### EXERCISE BRIEF:
Transcribe the records below in full; pictures stay out of the copy.

━━━ ITEMS ━━━

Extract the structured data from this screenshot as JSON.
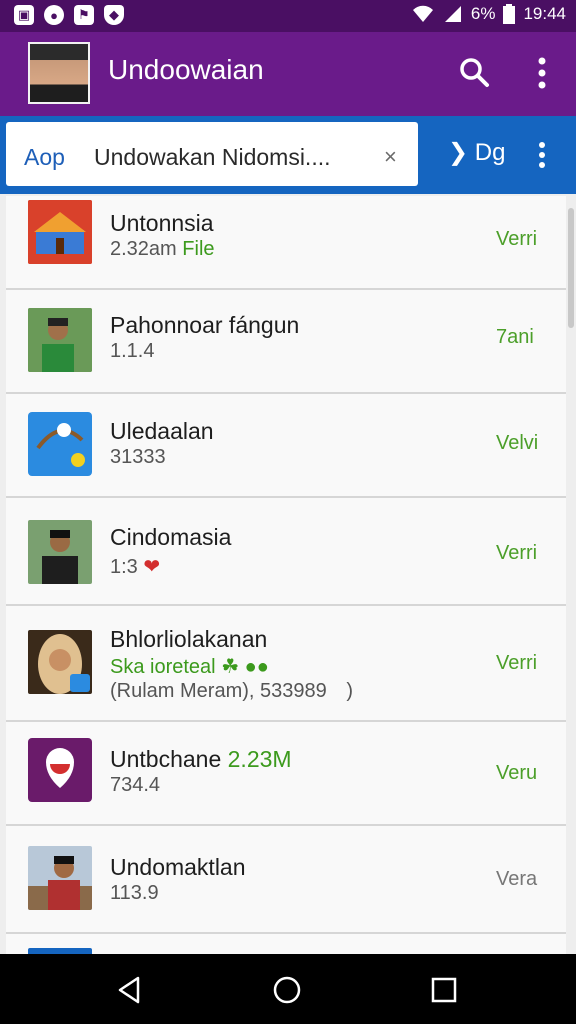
{
  "status_bar": {
    "notification_icons": [
      "image-icon",
      "camera-icon",
      "flag-icon",
      "shield-icon"
    ],
    "battery": "6%",
    "time": "19:44"
  },
  "app_bar": {
    "title": "Undoowaian",
    "icons": [
      "search-icon",
      "more-vert-icon"
    ]
  },
  "search_bar": {
    "prefix": "Aop",
    "value": "Undowakan Nidomsi....",
    "clear": "×",
    "next_tab": "Dg"
  },
  "items": [
    {
      "title": "Untonnsia",
      "sub_prefix": "2.32am",
      "sub_green": "File",
      "action": "Verri",
      "thumb": "temple"
    },
    {
      "title": "Pahonnoar fángun",
      "sub_prefix": "1.1.4",
      "sub_green": "",
      "action": "7ani",
      "thumb": "person-green"
    },
    {
      "title": "Uledaalan",
      "sub_prefix": "31333",
      "sub_green": "",
      "action": "Velvi",
      "thumb": "blue-app"
    },
    {
      "title": "Cindomasia",
      "sub_prefix": "1:3",
      "sub_green": "",
      "action": "Verri",
      "thumb": "person-dark"
    },
    {
      "title": "Bhlorliolakanan",
      "sub_prefix": "",
      "sub_green": "Ska ioreteal",
      "extra_line": "(Rulam Meram), 533989",
      "extra_close": ")",
      "action": "Verri",
      "thumb": "person-hijab"
    },
    {
      "title": "Untbchane",
      "title_green": "2.23M",
      "sub_prefix": "734.4",
      "sub_green": "",
      "action": "Veru",
      "thumb": "purple-app"
    },
    {
      "title": "Undomaktlan",
      "sub_prefix": "113.9",
      "sub_green": "",
      "action": "Vera",
      "thumb": "person-outdoor"
    }
  ],
  "nav_bar": {
    "buttons": [
      "back-icon",
      "home-icon",
      "recents-icon"
    ]
  },
  "colors": {
    "status_bar": "#4a0f63",
    "app_bar": "#6a1b8a",
    "tab_bar": "#1565c0",
    "action_green": "#4c9f2a"
  }
}
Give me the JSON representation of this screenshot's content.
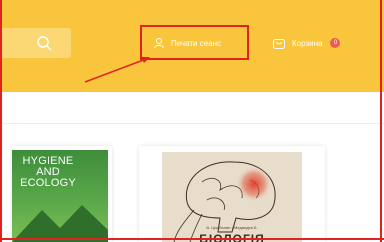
{
  "header": {
    "background_color": "#f9c53c",
    "search": {
      "icon": "search-icon"
    },
    "account": {
      "label": "Печати сеанс",
      "icon": "user-icon"
    },
    "cart": {
      "label": "Корзина",
      "icon": "cart-icon",
      "badge": "0"
    }
  },
  "annotation": {
    "color": "#e0231f",
    "arrow": "arrow-pointing-to-account"
  },
  "books": [
    {
      "cover_title": "HYGIENE AND ECOLOGY",
      "cover_title_lines": [
        "HYGIENE",
        "AND",
        "ECOLOGY"
      ],
      "cover_color": "#4a9a40"
    },
    {
      "authors": "В. Цимбалин • Медведев Б.",
      "cover_title": "БІОЛОГІЯ",
      "cover_color": "#e8dccb"
    }
  ]
}
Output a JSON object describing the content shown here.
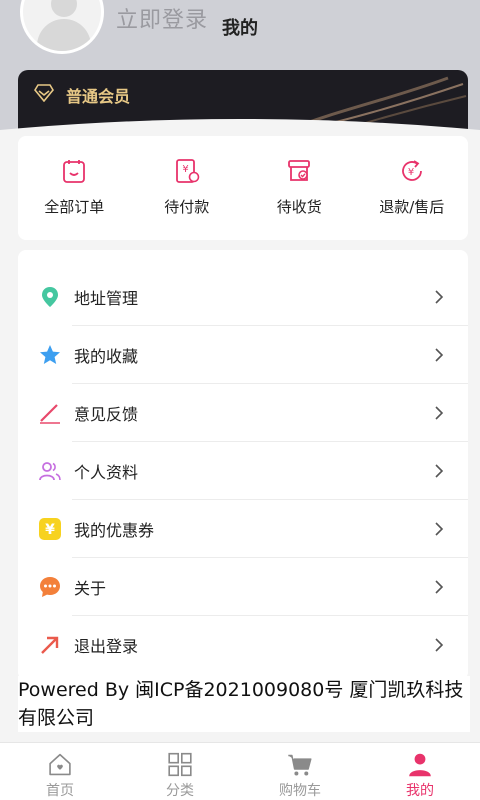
{
  "header": {
    "login_text": "立即登录",
    "title": "我的"
  },
  "member": {
    "label": "普通会员",
    "color": "#e7c886"
  },
  "orders": [
    {
      "label": "全部订单",
      "icon": "clipboard-icon"
    },
    {
      "label": "待付款",
      "icon": "yen-bill-icon"
    },
    {
      "label": "待收货",
      "icon": "box-check-icon"
    },
    {
      "label": "退款/售后",
      "icon": "yen-refresh-icon"
    }
  ],
  "menu": [
    {
      "label": "地址管理",
      "icon": "location-pin-icon"
    },
    {
      "label": "我的收藏",
      "icon": "star-icon"
    },
    {
      "label": "意见反馈",
      "icon": "pen-icon"
    },
    {
      "label": "个人资料",
      "icon": "users-icon"
    },
    {
      "label": "我的优惠券",
      "icon": "coupon-icon"
    },
    {
      "label": "关于",
      "icon": "chat-bubble-icon"
    },
    {
      "label": "退出登录",
      "icon": "arrow-exit-icon"
    }
  ],
  "footer": {
    "text": "Powered By 闽ICP备2021009080号 厦门凯玖科技有限公司"
  },
  "tabs": [
    {
      "label": "首页",
      "icon": "home-icon"
    },
    {
      "label": "分类",
      "icon": "grid-icon"
    },
    {
      "label": "购物车",
      "icon": "cart-icon"
    },
    {
      "label": "我的",
      "icon": "user-icon",
      "active": true
    }
  ],
  "colors": {
    "accent": "#e8336b",
    "gold": "#e7c886"
  }
}
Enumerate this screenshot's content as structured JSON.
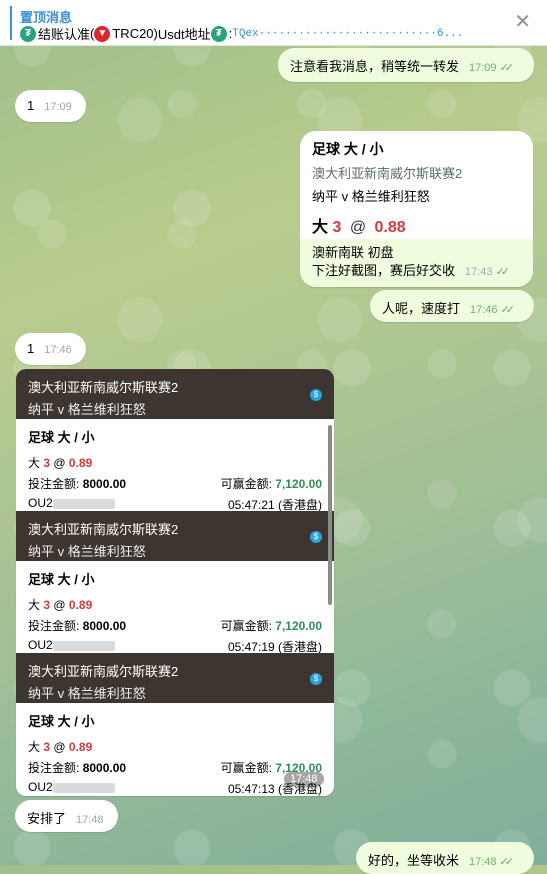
{
  "pinned": {
    "title": "置顶消息",
    "text_prefix": "结账认准",
    "tron_label": "TRC20",
    "text_middle": "Usdt地址",
    "address_label": ": ",
    "address": "TQex···························6..."
  },
  "messages": {
    "m1": {
      "text": "注意看我消息，稍等统一转发",
      "time": "17:09"
    },
    "m2": {
      "text": "1",
      "time": "17:09"
    },
    "card": {
      "line1": "足球 大 / 小",
      "line2": "澳大利亚新南威尔斯联赛2",
      "line3": "纳平 v 格兰维利狂怒",
      "pick": "大",
      "line_val": "3",
      "at": "@",
      "odds": "0.88",
      "note1": "澳新南联 初盘",
      "note2": "下注好截图，赛后好交收",
      "time": "17:43"
    },
    "m4": {
      "text": "人呢，速度打",
      "time": "17:46"
    },
    "m5": {
      "text": "1",
      "time": "17:46"
    },
    "m6": {
      "text": "安排了",
      "time": "17:48"
    },
    "m7": {
      "text": "好的，坐等收米",
      "time": "17:48"
    }
  },
  "bets": [
    {
      "league": "澳大利亚新南威尔斯联赛2",
      "teams": "纳平   v   格兰维利狂怒",
      "market": "足球 大 / 小",
      "pick": "大",
      "line": "3",
      "odds": "0.89",
      "stake_label": "投注金额:",
      "stake": "8000.00",
      "win_label": "可赢金额:",
      "win": "7,120.00",
      "id_prefix": "OU2",
      "time": "05:47:21 (香港盘)"
    },
    {
      "league": "澳大利亚新南威尔斯联赛2",
      "teams": "纳平   v   格兰维利狂怒",
      "market": "足球 大 / 小",
      "pick": "大",
      "line": "3",
      "odds": "0.89",
      "stake_label": "投注金额:",
      "stake": "8000.00",
      "win_label": "可赢金额:",
      "win": "7,120.00",
      "id_prefix": "OU2",
      "time": "05:47:19 (香港盘)"
    },
    {
      "league": "澳大利亚新南威尔斯联赛2",
      "teams": "纳平   v   格兰维利狂怒",
      "market": "足球 大 / 小",
      "pick": "大",
      "line": "3",
      "odds": "0.89",
      "stake_label": "投注金额:",
      "stake": "8000.00",
      "win_label": "可赢金额:",
      "win": "7,120.00",
      "id_prefix": "OU2",
      "time": "05:47:13 (香港盘)"
    }
  ],
  "image_time": "17:48",
  "colors": {
    "accent": "#3a8fd8",
    "outgoing_bubble": "#effdde",
    "bet_header": "#3d3530",
    "odds_red": "#d63a3a",
    "win_green": "#2e8f5a"
  }
}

━━━

### RESPONSE TO THIS EXERCISE:
Extract the structured data from this screenshot as JSON.
{
  "status_bar": {
    "notification_icons": [
      "image-icon",
      "camera-icon",
      "flag-icon",
      "shield-icon"
    ],
    "battery": "6%",
    "time": "19:44"
  },
  "app_bar": {
    "title": "Undoowaian",
    "icons": [
      "search-icon",
      "more-vert-icon"
    ]
  },
  "search_bar": {
    "prefix": "Aop",
    "value": "Undowakan Nidomsi....",
    "clear": "×",
    "next_tab": "Dg"
  },
  "items": [
    {
      "title": "Untonnsia",
      "sub_prefix": "2.32am",
      "sub_green": "File",
      "action": "Verri",
      "thumb": "temple"
    },
    {
      "title": "Pahonnoar fángun",
      "sub_prefix": "1.1.4",
      "sub_green": "",
      "action": "7ani",
      "thumb": "person-green"
    },
    {
      "title": "Uledaalan",
      "sub_prefix": "31333",
      "sub_green": "",
      "action": "Velvi",
      "thumb": "blue-app"
    },
    {
      "title": "Cindomasia",
      "sub_prefix": "1:3",
      "sub_green": "",
      "action": "Verri",
      "thumb": "person-dark"
    },
    {
      "title": "Bhlorliolakanan",
      "sub_prefix": "",
      "sub_green": "Ska ioreteal",
      "extra_line": "(Rulam Meram), 533989",
      "extra_close": ")",
      "action": "Verri",
      "thumb": "person-hijab"
    },
    {
      "title": "Untbchane",
      "title_green": "2.23M",
      "sub_prefix": "734.4",
      "sub_green": "",
      "action": "Veru",
      "thumb": "purple-app"
    },
    {
      "title": "Undomaktlan",
      "sub_prefix": "113.9",
      "sub_green": "",
      "action": "Vera",
      "thumb": "person-outdoor"
    }
  ],
  "nav_bar": {
    "buttons": [
      "back-icon",
      "home-icon",
      "recents-icon"
    ]
  },
  "colors": {
    "status_bar": "#4a0f63",
    "app_bar": "#6a1b8a",
    "tab_bar": "#1565c0",
    "action_green": "#4c9f2a"
  }
}
Give me the JSON representation of this screenshot's content.
{
  "header": {
    "background_color": "#f9c53c",
    "search": {
      "icon": "search-icon"
    },
    "account": {
      "label": "Печати сеанс",
      "icon": "user-icon"
    },
    "cart": {
      "label": "Корзина",
      "icon": "cart-icon",
      "badge": "0"
    }
  },
  "annotation": {
    "color": "#e0231f",
    "arrow": "arrow-pointing-to-account"
  },
  "books": [
    {
      "cover_title": "HYGIENE AND ECOLOGY",
      "cover_title_lines": [
        "HYGIENE",
        "AND",
        "ECOLOGY"
      ],
      "cover_color": "#4a9a40"
    },
    {
      "authors": "В. Цимбалин • Медведев Б.",
      "cover_title": "БІОЛОГІЯ",
      "cover_color": "#e8dccb"
    }
  ]
}
Output a JSON object describing the content shown here.
{
  "header": {
    "login_text": "立即登录",
    "title": "我的"
  },
  "member": {
    "label": "普通会员",
    "color": "#e7c886"
  },
  "orders": [
    {
      "label": "全部订单",
      "icon": "clipboard-icon"
    },
    {
      "label": "待付款",
      "icon": "yen-bill-icon"
    },
    {
      "label": "待收货",
      "icon": "box-check-icon"
    },
    {
      "label": "退款/售后",
      "icon": "yen-refresh-icon"
    }
  ],
  "menu": [
    {
      "label": "地址管理",
      "icon": "location-pin-icon"
    },
    {
      "label": "我的收藏",
      "icon": "star-icon"
    },
    {
      "label": "意见反馈",
      "icon": "pen-icon"
    },
    {
      "label": "个人资料",
      "icon": "users-icon"
    },
    {
      "label": "我的优惠券",
      "icon": "coupon-icon"
    },
    {
      "label": "关于",
      "icon": "chat-bubble-icon"
    },
    {
      "label": "退出登录",
      "icon": "arrow-exit-icon"
    }
  ],
  "footer": {
    "text": "Powered By 闽ICP备2021009080号 厦门凯玖科技有限公司"
  },
  "tabs": [
    {
      "label": "首页",
      "icon": "home-icon"
    },
    {
      "label": "分类",
      "icon": "grid-icon"
    },
    {
      "label": "购物车",
      "icon": "cart-icon"
    },
    {
      "label": "我的",
      "icon": "user-icon",
      "active": true
    }
  ],
  "colors": {
    "accent": "#e8336b",
    "gold": "#e7c886"
  }
}
Enumerate this screenshot's content as structured JSON.
{
  "pinned": {
    "title": "置顶消息",
    "text_prefix": "结账认准",
    "tron_label": "TRC20",
    "text_middle": "Usdt地址",
    "address_label": ": ",
    "address": "TQex···························6..."
  },
  "messages": {
    "m1": {
      "text": "注意看我消息，稍等统一转发",
      "time": "17:09"
    },
    "m2": {
      "text": "1",
      "time": "17:09"
    },
    "card": {
      "line1": "足球 大 / 小",
      "line2": "澳大利亚新南威尔斯联赛2",
      "line3": "纳平 v 格兰维利狂怒",
      "pick": "大",
      "line_val": "3",
      "at": "@",
      "odds": "0.88",
      "note1": "澳新南联 初盘",
      "note2": "下注好截图，赛后好交收",
      "time": "17:43"
    },
    "m4": {
      "text": "人呢，速度打",
      "time": "17:46"
    },
    "m5": {
      "text": "1",
      "time": "17:46"
    },
    "m6": {
      "text": "安排了",
      "time": "17:48"
    },
    "m7": {
      "text": "好的，坐等收米",
      "time": "17:48"
    }
  },
  "bets": [
    {
      "league": "澳大利亚新南威尔斯联赛2",
      "teams": "纳平   v   格兰维利狂怒",
      "market": "足球 大 / 小",
      "pick": "大",
      "line": "3",
      "odds": "0.89",
      "stake_label": "投注金额:",
      "stake": "8000.00",
      "win_label": "可赢金额:",
      "win": "7,120.00",
      "id_prefix": "OU2",
      "time": "05:47:21 (香港盘)"
    },
    {
      "league": "澳大利亚新南威尔斯联赛2",
      "teams": "纳平   v   格兰维利狂怒",
      "market": "足球 大 / 小",
      "pick": "大",
      "line": "3",
      "odds": "0.89",
      "stake_label": "投注金额:",
      "stake": "8000.00",
      "win_label": "可赢金额:",
      "win": "7,120.00",
      "id_prefix": "OU2",
      "time": "05:47:19 (香港盘)"
    },
    {
      "league": "澳大利亚新南威尔斯联赛2",
      "teams": "纳平   v   格兰维利狂怒",
      "market": "足球 大 / 小",
      "pick": "大",
      "line": "3",
      "odds": "0.89",
      "stake_label": "投注金额:",
      "stake": "8000.00",
      "win_label": "可赢金额:",
      "win": "7,120.00",
      "id_prefix": "OU2",
      "time": "05:47:13 (香港盘)"
    }
  ],
  "image_time": "17:48",
  "colors": {
    "accent": "#3a8fd8",
    "outgoing_bubble": "#effdde",
    "bet_header": "#3d3530",
    "odds_red": "#d63a3a",
    "win_green": "#2e8f5a"
  }
}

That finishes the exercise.